Your objective — Copy out the listing lines word for word, starting at the line that contains "column-header-size: サイズ: [30, 458, 150, 510]" and ending at the line that contains "size-label: M: [30, 570, 150, 630]", both included.

Extracted records —
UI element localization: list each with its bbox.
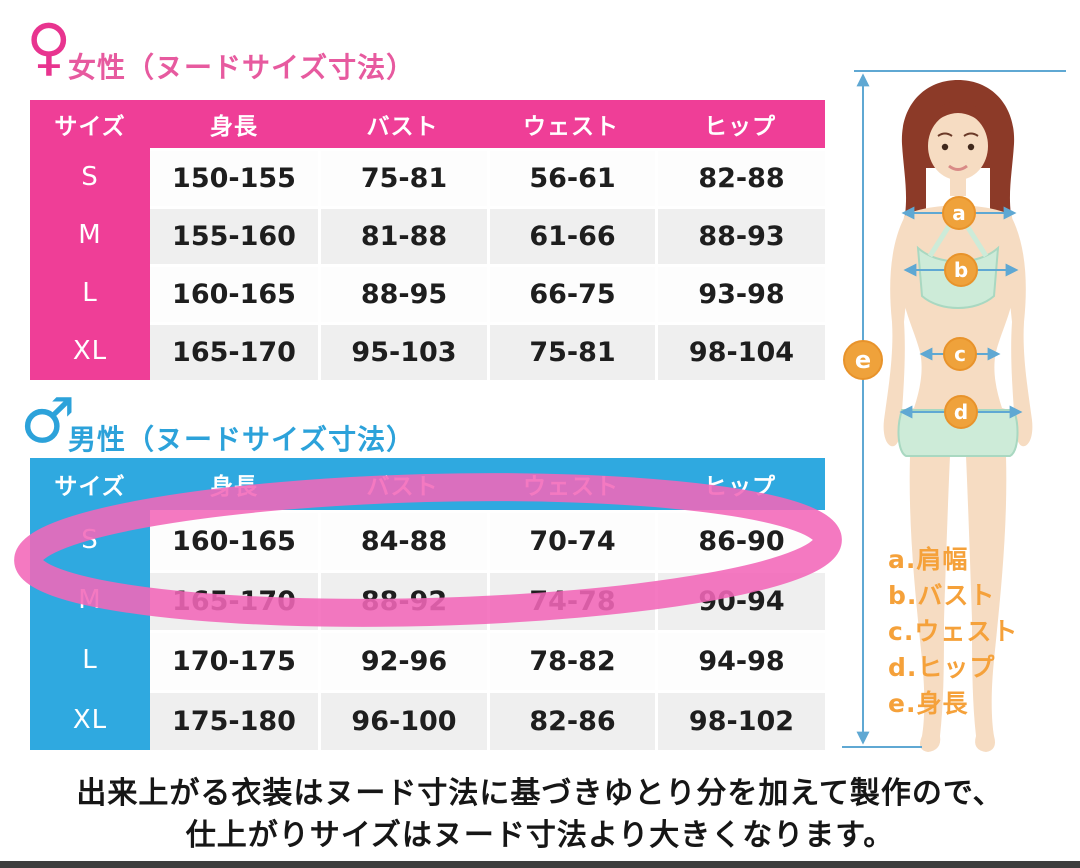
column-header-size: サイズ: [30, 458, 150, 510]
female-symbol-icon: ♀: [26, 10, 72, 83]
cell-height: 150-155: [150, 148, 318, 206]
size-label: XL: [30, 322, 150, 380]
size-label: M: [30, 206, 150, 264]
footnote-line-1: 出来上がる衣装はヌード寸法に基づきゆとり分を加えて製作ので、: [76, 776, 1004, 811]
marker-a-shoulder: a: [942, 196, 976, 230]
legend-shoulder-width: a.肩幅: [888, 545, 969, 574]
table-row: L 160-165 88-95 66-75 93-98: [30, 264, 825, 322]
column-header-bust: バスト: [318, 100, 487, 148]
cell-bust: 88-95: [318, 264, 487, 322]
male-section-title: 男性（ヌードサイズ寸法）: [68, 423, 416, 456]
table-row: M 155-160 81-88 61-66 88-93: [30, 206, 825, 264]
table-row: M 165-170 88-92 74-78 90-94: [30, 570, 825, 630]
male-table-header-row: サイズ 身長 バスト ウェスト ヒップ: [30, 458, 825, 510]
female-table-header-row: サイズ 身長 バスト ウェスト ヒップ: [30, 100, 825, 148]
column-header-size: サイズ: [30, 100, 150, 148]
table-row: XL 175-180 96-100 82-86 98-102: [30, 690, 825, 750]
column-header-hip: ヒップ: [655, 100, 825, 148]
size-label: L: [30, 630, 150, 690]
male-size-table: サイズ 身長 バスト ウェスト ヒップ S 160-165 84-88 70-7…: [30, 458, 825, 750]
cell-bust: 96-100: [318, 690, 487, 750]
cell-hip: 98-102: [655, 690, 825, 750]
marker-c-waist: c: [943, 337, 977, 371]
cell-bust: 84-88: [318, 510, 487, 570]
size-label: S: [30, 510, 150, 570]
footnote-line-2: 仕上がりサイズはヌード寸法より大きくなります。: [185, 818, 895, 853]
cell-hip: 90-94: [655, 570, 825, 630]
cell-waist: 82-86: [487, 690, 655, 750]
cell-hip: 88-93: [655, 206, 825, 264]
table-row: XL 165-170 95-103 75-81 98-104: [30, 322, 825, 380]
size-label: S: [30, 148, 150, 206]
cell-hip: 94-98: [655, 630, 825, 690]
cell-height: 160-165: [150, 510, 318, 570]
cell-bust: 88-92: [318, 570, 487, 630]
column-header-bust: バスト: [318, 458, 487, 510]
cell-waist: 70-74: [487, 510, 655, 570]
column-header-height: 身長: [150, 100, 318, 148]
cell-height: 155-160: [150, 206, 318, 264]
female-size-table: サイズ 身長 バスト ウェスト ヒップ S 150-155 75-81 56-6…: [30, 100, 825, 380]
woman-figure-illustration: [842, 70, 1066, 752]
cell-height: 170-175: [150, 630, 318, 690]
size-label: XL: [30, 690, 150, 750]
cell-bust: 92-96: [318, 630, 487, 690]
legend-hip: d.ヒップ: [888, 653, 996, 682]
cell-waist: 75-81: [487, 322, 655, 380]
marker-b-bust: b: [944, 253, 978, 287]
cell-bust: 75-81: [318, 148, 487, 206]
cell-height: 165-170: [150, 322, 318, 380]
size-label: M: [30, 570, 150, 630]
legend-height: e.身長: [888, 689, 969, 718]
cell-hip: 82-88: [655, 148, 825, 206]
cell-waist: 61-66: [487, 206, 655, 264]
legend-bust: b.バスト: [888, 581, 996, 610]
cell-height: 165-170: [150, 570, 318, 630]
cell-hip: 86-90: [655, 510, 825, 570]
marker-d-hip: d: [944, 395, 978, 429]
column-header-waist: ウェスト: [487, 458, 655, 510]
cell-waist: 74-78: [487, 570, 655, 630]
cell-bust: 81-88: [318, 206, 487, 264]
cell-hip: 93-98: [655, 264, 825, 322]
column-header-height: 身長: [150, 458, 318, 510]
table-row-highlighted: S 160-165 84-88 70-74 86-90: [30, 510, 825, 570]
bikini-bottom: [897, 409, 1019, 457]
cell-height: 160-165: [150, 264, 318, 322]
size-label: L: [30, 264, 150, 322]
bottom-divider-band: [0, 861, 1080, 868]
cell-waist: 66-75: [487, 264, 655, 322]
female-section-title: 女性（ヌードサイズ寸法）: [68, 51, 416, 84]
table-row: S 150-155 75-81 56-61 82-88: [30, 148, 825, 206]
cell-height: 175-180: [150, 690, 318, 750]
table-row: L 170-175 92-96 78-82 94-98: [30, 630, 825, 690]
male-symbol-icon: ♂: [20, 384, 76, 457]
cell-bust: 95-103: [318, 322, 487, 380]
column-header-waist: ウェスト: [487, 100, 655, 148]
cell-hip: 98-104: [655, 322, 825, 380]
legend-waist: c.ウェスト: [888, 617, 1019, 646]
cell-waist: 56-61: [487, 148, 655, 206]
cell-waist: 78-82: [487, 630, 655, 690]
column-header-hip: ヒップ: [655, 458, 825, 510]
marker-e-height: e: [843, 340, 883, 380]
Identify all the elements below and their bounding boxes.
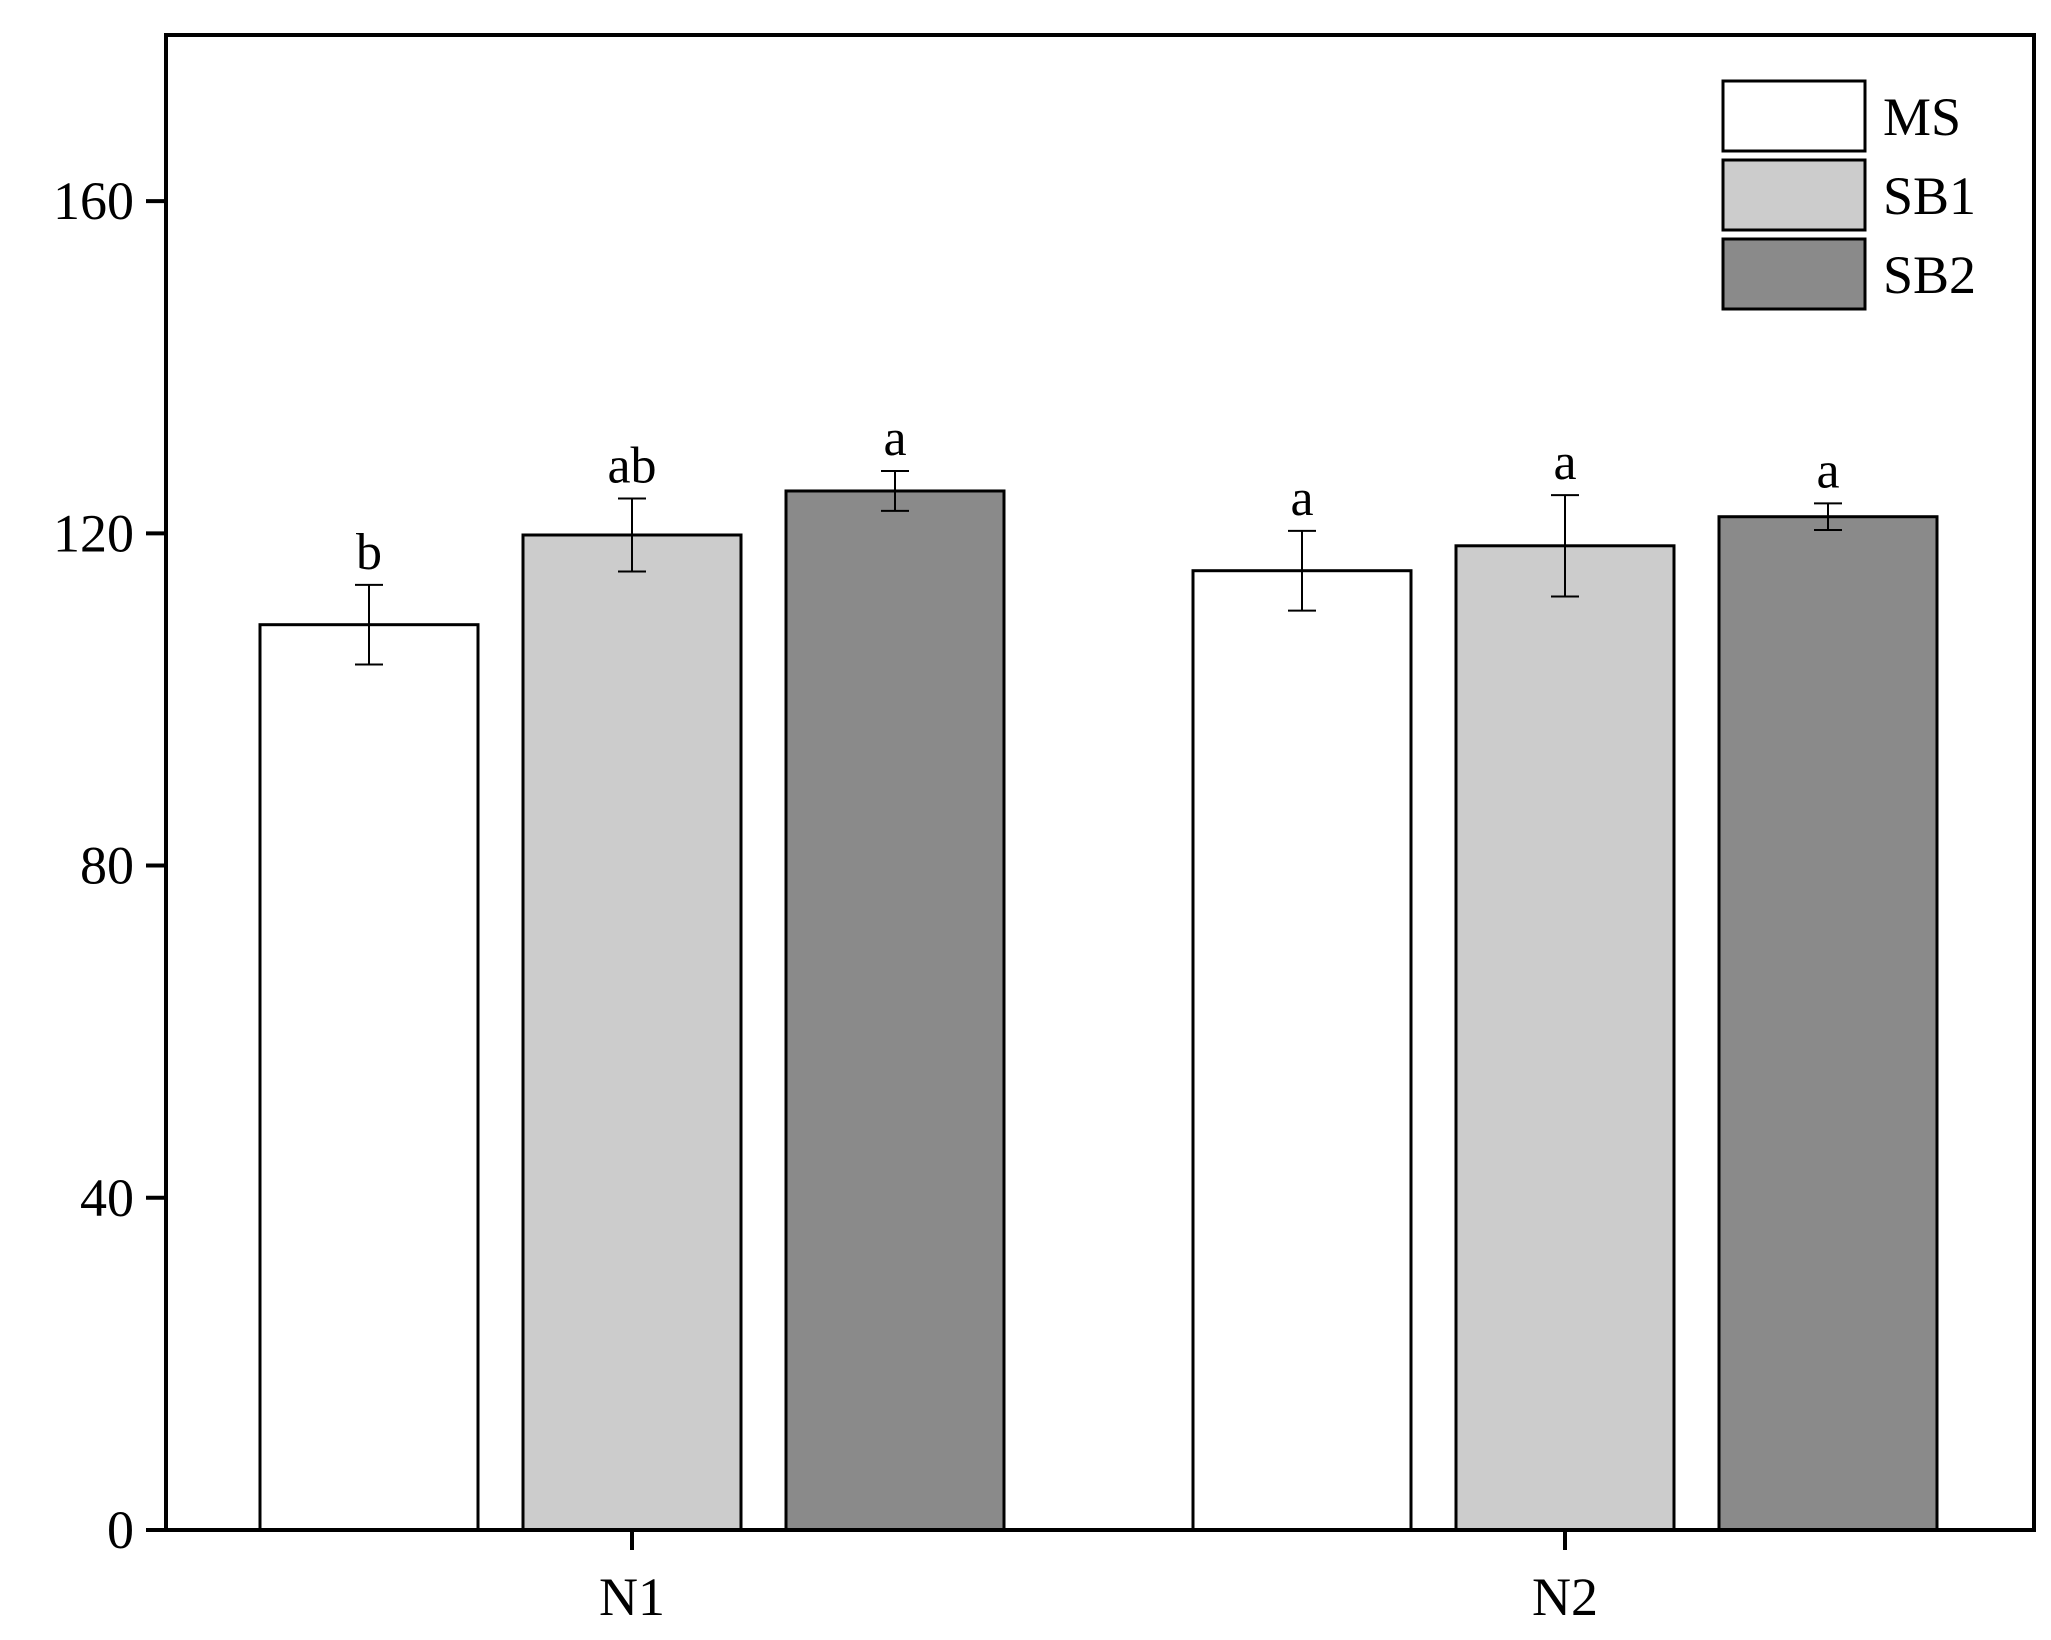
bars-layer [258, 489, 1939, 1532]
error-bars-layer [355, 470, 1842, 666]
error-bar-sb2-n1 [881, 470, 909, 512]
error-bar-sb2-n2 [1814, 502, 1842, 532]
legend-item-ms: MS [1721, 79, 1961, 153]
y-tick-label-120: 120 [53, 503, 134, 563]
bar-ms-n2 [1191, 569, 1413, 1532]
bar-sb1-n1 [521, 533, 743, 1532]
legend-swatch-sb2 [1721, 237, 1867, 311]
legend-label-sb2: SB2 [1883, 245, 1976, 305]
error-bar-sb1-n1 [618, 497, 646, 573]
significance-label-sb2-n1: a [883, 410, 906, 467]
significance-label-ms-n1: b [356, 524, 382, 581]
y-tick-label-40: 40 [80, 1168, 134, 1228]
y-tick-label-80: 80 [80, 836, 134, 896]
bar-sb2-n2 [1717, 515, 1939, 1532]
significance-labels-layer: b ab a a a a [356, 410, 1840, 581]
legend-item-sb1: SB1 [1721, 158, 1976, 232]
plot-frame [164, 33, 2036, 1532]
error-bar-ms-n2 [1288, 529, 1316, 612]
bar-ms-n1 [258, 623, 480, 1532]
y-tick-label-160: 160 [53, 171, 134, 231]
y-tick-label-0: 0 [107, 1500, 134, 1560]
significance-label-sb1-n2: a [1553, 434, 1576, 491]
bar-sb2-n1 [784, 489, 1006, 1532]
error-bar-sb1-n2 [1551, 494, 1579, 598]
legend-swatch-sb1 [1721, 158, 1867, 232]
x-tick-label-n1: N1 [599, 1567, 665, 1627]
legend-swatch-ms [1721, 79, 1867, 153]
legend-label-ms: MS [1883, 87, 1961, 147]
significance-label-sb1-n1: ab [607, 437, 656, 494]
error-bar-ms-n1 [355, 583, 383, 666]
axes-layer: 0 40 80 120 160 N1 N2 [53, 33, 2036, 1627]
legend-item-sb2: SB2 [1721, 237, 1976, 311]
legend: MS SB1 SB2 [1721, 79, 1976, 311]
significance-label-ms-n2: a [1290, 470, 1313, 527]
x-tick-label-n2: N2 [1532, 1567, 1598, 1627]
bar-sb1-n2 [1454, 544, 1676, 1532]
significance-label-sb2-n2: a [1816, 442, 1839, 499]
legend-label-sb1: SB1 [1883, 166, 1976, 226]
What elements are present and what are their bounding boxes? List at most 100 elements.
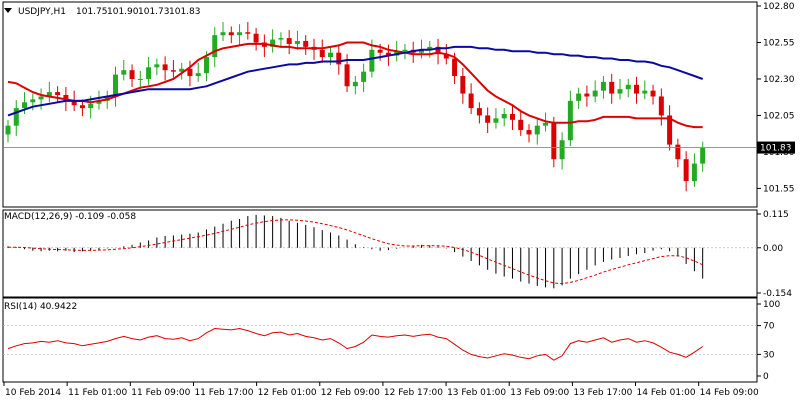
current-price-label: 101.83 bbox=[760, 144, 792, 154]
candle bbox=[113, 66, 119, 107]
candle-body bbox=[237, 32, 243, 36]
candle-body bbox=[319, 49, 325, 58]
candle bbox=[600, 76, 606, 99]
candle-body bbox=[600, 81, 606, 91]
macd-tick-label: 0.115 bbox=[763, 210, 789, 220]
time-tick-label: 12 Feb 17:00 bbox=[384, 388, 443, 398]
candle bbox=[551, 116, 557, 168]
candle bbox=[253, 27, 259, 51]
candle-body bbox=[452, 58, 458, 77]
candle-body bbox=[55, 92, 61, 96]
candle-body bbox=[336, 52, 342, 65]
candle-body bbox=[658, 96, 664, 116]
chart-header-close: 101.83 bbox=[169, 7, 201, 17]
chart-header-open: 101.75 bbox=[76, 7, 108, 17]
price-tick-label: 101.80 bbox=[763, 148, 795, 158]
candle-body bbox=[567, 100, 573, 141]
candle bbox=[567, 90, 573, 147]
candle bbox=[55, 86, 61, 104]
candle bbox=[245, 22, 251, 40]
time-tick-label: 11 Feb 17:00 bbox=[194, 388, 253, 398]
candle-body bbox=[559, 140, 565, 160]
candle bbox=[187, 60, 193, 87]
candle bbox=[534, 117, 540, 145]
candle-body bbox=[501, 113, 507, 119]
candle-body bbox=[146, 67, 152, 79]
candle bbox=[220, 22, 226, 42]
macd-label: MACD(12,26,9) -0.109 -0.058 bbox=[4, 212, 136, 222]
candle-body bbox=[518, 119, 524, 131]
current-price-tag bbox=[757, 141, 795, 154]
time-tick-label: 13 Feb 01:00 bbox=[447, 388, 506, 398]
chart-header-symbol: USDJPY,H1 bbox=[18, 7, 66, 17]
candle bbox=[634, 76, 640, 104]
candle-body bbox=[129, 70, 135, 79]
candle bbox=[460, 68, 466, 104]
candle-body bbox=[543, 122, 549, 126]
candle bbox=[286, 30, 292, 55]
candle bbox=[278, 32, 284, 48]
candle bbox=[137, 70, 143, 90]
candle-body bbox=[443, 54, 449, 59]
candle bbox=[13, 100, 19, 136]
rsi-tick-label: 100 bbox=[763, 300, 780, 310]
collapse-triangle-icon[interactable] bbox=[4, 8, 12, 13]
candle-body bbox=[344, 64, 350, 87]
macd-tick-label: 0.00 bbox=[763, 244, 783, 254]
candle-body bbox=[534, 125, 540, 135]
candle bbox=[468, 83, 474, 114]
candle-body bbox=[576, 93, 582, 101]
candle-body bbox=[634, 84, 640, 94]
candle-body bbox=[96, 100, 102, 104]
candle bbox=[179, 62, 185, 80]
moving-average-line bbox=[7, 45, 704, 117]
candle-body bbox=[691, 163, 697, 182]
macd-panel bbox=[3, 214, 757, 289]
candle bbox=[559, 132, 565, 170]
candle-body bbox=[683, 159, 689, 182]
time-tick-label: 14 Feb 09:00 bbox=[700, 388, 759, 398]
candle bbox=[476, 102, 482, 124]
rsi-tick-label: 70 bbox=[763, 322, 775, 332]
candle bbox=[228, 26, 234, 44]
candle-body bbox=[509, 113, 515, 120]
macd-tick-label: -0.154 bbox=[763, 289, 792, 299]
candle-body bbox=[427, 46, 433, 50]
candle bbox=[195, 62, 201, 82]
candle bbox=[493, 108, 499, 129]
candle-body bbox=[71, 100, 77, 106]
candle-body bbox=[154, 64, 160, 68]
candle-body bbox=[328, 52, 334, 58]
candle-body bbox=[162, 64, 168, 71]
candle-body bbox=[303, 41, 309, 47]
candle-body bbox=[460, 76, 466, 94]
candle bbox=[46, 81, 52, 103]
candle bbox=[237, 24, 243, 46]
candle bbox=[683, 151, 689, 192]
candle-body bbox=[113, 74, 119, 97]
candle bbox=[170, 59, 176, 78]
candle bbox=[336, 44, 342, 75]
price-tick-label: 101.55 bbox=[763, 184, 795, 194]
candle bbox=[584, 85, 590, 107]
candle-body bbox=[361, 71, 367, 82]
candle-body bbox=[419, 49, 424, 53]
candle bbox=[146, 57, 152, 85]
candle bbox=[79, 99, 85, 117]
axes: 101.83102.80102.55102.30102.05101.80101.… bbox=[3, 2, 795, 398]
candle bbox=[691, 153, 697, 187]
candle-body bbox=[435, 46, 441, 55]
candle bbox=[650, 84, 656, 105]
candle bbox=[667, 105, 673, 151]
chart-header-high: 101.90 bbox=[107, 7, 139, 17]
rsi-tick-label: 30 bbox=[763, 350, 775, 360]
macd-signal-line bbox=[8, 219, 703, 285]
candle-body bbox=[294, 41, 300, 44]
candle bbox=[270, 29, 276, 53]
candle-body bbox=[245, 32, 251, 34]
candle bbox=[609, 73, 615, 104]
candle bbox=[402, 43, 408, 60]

Exercise output —
column-header-size: サイズ: [30, 458, 150, 510]
female-symbol-icon: ♀: [26, 10, 72, 83]
cell-height: 150-155: [150, 148, 318, 206]
size-label: XL: [30, 322, 150, 380]
size-label: M: [30, 206, 150, 264]
footnote-line-1: 出来上がる衣装はヌード寸法に基づきゆとり分を加えて製作ので、: [76, 776, 1004, 811]
marker-a-shoulder: a: [942, 196, 976, 230]
legend-shoulder-width: a.肩幅: [888, 545, 969, 574]
table-row: L 160-165 88-95 66-75 93-98: [30, 264, 825, 322]
column-header-bust: バスト: [318, 100, 487, 148]
cell-bust: 88-95: [318, 264, 487, 322]
male-section-title: 男性（ヌードサイズ寸法）: [68, 423, 416, 456]
table-row: M 155-160 81-88 61-66 88-93: [30, 206, 825, 264]
table-row: M 165-170 88-92 74-78 90-94: [30, 570, 825, 630]
male-table-header-row: サイズ 身長 バスト ウェスト ヒップ: [30, 458, 825, 510]
female-table-header-row: サイズ 身長 バスト ウェスト ヒップ: [30, 100, 825, 148]
column-header-size: サイズ: [30, 100, 150, 148]
table-row: XL 175-180 96-100 82-86 98-102: [30, 690, 825, 750]
column-header-hip: ヒップ: [655, 100, 825, 148]
size-label: L: [30, 630, 150, 690]
male-size-table: サイズ 身長 バスト ウェスト ヒップ S 160-165 84-88 70-7…: [30, 458, 825, 750]
cell-bust: 96-100: [318, 690, 487, 750]
cell-hip: 98-102: [655, 690, 825, 750]
marker-c-waist: c: [943, 337, 977, 371]
cell-bust: 84-88: [318, 510, 487, 570]
size-label: S: [30, 510, 150, 570]
footnote-line-2: 仕上がりサイズはヌード寸法より大きくなります。: [185, 818, 895, 853]
cell-hip: 90-94: [655, 570, 825, 630]
cell-waist: 82-86: [487, 690, 655, 750]
cell-hip: 88-93: [655, 206, 825, 264]
table-row: XL 165-170 95-103 75-81 98-104: [30, 322, 825, 380]
size-label: S: [30, 148, 150, 206]
cell-hip: 94-98: [655, 630, 825, 690]
cell-height: 160-165: [150, 510, 318, 570]
cell-bust: 88-92: [318, 570, 487, 630]
column-header-bust: バスト: [318, 458, 487, 510]
cell-waist: 70-74: [487, 510, 655, 570]
column-header-height: 身長: [150, 100, 318, 148]
cell-height: 155-160: [150, 206, 318, 264]
female-size-table: サイズ 身長 バスト ウェスト ヒップ S 150-155 75-81 56-6…: [30, 100, 825, 380]
woman-figure-illustration: [842, 70, 1066, 752]
cell-height: 170-175: [150, 630, 318, 690]
size-label: XL: [30, 690, 150, 750]
cell-bust: 92-96: [318, 630, 487, 690]
legend-hip: d.ヒップ: [888, 653, 996, 682]
cell-waist: 75-81: [487, 322, 655, 380]
marker-b-bust: b: [944, 253, 978, 287]
cell-bust: 75-81: [318, 148, 487, 206]
cell-height: 165-170: [150, 322, 318, 380]
size-label: M: [30, 570, 150, 630]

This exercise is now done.